* Dataset records *
--------------------

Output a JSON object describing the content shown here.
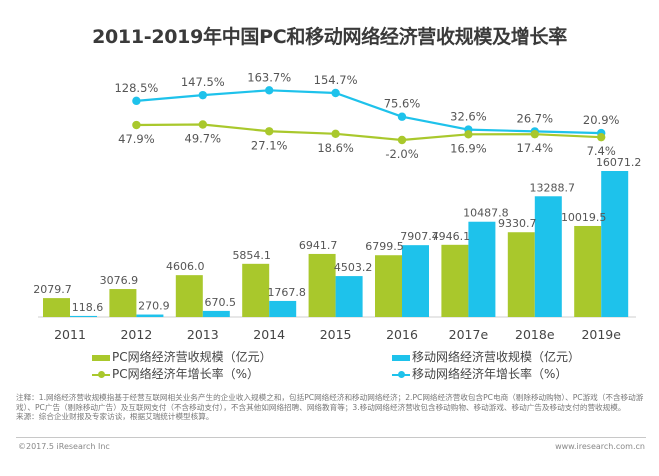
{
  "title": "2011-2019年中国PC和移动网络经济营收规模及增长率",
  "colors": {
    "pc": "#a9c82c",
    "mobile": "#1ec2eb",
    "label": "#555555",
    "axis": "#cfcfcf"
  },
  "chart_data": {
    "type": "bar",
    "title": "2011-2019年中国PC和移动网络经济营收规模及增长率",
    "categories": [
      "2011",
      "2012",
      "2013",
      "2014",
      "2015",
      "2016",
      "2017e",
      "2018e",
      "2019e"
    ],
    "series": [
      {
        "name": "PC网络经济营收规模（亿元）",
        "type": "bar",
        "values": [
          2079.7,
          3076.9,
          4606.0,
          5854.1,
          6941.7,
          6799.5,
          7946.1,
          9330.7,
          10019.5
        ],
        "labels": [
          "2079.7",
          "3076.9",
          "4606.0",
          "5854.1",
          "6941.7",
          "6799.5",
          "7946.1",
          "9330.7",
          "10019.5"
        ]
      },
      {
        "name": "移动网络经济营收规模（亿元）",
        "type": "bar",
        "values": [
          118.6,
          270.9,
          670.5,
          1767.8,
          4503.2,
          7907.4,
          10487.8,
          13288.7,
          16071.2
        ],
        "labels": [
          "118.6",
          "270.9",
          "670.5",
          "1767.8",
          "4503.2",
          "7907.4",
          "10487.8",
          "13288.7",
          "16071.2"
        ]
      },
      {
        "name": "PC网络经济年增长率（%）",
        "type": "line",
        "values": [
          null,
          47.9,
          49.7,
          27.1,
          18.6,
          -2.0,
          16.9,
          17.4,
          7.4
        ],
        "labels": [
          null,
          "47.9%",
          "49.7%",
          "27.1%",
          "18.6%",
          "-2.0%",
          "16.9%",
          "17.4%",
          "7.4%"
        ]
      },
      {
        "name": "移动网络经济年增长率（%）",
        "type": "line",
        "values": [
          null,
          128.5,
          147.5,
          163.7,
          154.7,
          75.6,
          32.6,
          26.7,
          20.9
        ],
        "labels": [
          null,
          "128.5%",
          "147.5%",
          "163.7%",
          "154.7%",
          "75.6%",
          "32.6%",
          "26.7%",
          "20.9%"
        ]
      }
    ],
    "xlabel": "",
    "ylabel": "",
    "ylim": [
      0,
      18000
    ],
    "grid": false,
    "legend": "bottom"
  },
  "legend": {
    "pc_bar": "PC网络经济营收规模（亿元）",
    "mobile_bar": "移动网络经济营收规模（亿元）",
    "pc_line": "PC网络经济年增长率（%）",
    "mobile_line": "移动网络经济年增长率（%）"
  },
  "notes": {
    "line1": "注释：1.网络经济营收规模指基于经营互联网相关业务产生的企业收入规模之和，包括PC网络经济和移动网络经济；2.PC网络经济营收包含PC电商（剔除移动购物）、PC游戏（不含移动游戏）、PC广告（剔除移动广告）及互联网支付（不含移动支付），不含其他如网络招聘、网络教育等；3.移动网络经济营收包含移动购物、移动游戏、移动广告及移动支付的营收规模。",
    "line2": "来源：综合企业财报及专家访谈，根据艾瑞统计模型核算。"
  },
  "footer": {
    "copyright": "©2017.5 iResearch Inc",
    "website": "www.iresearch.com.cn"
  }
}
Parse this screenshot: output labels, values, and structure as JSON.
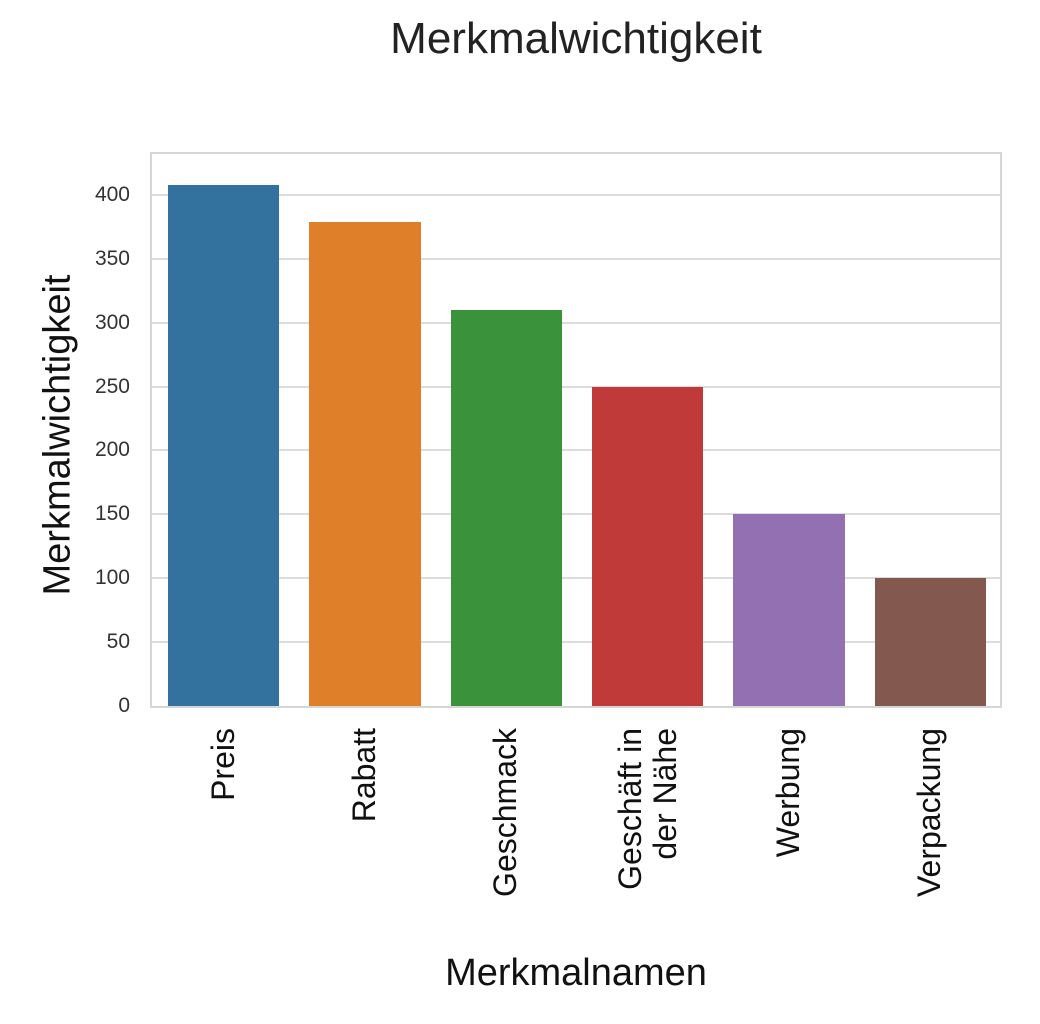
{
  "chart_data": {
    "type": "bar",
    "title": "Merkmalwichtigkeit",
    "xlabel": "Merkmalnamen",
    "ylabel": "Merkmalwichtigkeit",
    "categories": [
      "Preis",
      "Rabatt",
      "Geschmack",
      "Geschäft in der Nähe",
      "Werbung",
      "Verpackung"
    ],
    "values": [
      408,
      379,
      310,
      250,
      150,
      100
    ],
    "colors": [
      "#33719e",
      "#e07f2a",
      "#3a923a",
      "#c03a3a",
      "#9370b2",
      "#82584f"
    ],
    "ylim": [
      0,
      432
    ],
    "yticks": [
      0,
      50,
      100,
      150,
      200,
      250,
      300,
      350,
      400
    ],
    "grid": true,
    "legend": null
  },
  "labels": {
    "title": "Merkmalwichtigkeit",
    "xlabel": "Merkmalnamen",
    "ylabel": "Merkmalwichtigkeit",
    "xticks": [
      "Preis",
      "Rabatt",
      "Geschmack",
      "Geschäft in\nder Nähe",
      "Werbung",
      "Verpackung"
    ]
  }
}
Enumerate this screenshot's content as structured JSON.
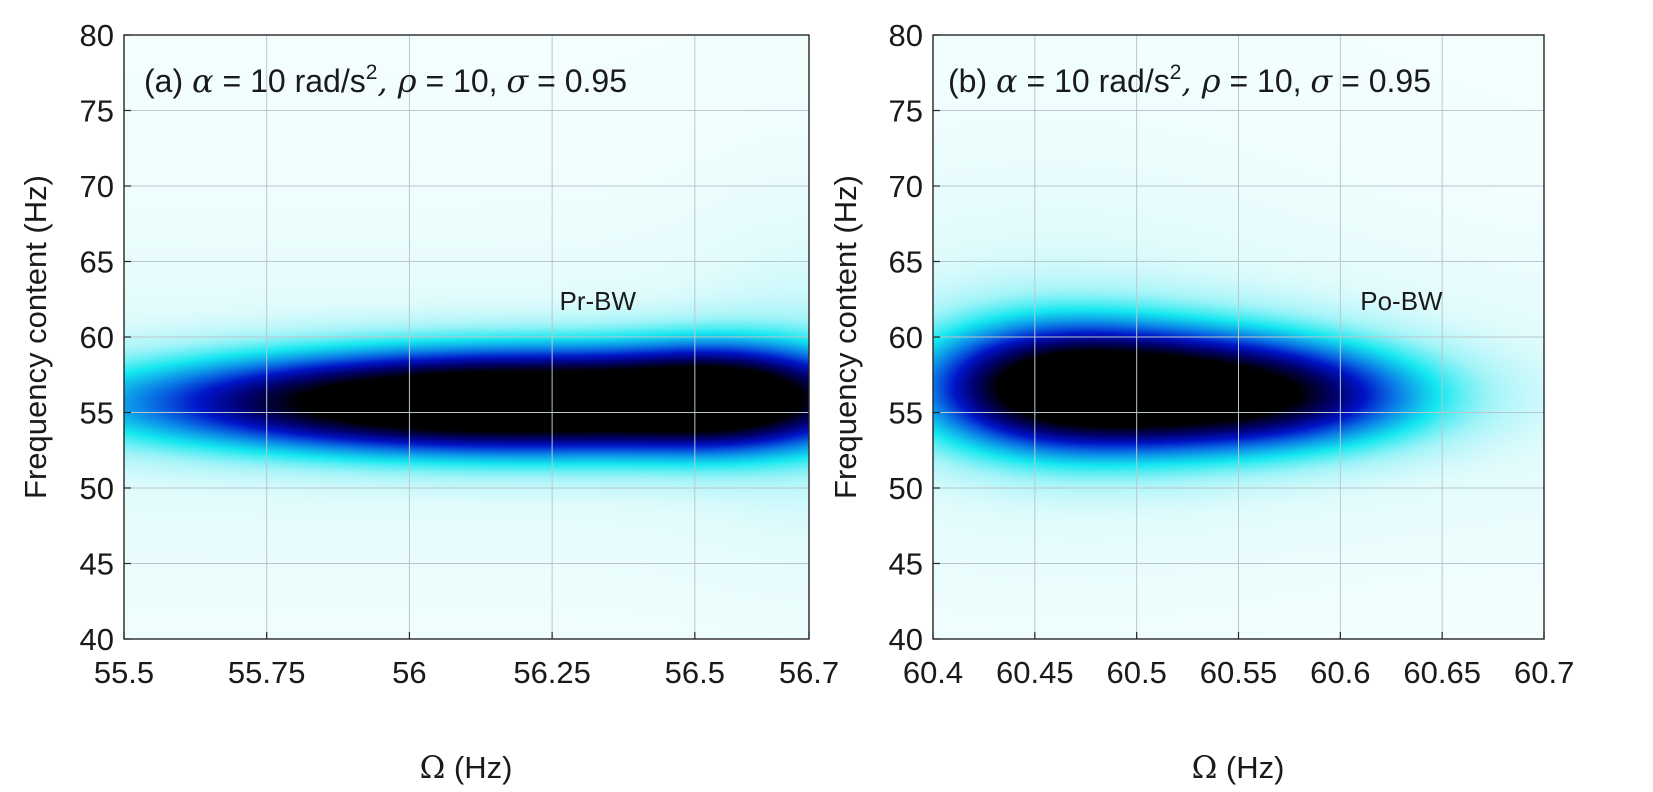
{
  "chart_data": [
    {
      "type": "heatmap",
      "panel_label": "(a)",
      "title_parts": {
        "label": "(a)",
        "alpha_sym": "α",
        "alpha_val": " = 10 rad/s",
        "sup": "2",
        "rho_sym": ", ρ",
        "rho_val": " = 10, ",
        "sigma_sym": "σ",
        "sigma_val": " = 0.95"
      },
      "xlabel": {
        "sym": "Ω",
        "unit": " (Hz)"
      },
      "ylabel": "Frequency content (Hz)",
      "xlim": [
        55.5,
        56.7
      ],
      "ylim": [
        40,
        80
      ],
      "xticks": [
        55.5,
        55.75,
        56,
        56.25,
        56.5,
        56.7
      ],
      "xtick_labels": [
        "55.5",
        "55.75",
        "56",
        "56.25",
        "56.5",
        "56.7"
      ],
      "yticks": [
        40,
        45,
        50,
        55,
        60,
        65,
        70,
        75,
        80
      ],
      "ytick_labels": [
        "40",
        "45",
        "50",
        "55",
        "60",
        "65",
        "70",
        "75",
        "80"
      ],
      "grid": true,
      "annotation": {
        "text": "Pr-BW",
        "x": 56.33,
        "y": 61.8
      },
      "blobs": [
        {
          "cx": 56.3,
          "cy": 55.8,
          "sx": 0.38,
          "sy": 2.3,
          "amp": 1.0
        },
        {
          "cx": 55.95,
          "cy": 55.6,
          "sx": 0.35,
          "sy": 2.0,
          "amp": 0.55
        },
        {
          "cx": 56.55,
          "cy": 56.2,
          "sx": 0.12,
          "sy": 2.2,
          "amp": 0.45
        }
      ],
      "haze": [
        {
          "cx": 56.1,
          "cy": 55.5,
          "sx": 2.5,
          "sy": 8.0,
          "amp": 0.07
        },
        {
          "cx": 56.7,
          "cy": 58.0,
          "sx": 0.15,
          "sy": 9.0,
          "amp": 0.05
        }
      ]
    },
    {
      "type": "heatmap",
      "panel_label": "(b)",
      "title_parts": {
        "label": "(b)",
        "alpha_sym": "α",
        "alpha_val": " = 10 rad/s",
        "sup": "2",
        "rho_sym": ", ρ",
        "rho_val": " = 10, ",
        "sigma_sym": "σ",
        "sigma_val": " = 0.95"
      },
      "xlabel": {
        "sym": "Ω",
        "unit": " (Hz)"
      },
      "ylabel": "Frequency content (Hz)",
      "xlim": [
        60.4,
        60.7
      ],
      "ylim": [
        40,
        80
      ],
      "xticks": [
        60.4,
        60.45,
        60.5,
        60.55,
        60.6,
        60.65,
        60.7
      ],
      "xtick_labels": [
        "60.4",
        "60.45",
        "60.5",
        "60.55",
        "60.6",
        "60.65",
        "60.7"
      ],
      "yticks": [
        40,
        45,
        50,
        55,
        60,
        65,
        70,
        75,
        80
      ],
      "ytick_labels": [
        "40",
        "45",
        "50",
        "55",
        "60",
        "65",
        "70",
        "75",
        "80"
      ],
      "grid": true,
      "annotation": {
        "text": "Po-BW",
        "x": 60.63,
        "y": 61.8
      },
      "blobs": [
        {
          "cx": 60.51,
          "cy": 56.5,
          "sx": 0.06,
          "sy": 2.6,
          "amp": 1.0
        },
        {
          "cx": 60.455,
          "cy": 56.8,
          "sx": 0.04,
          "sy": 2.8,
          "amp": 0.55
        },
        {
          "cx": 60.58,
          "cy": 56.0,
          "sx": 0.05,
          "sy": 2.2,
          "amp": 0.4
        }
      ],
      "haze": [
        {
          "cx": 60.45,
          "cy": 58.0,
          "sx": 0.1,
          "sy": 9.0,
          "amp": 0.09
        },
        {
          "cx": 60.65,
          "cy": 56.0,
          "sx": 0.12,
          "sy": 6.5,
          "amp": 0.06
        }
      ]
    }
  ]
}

--------------------

* DESCRIPTION OF THE TASK *
Copy every single line of the material above that holds "Nähe".

* REPLY TO THE EXERCISE *
      "Geschäft in der Nähe",
      "Geschäft in\nder Nähe",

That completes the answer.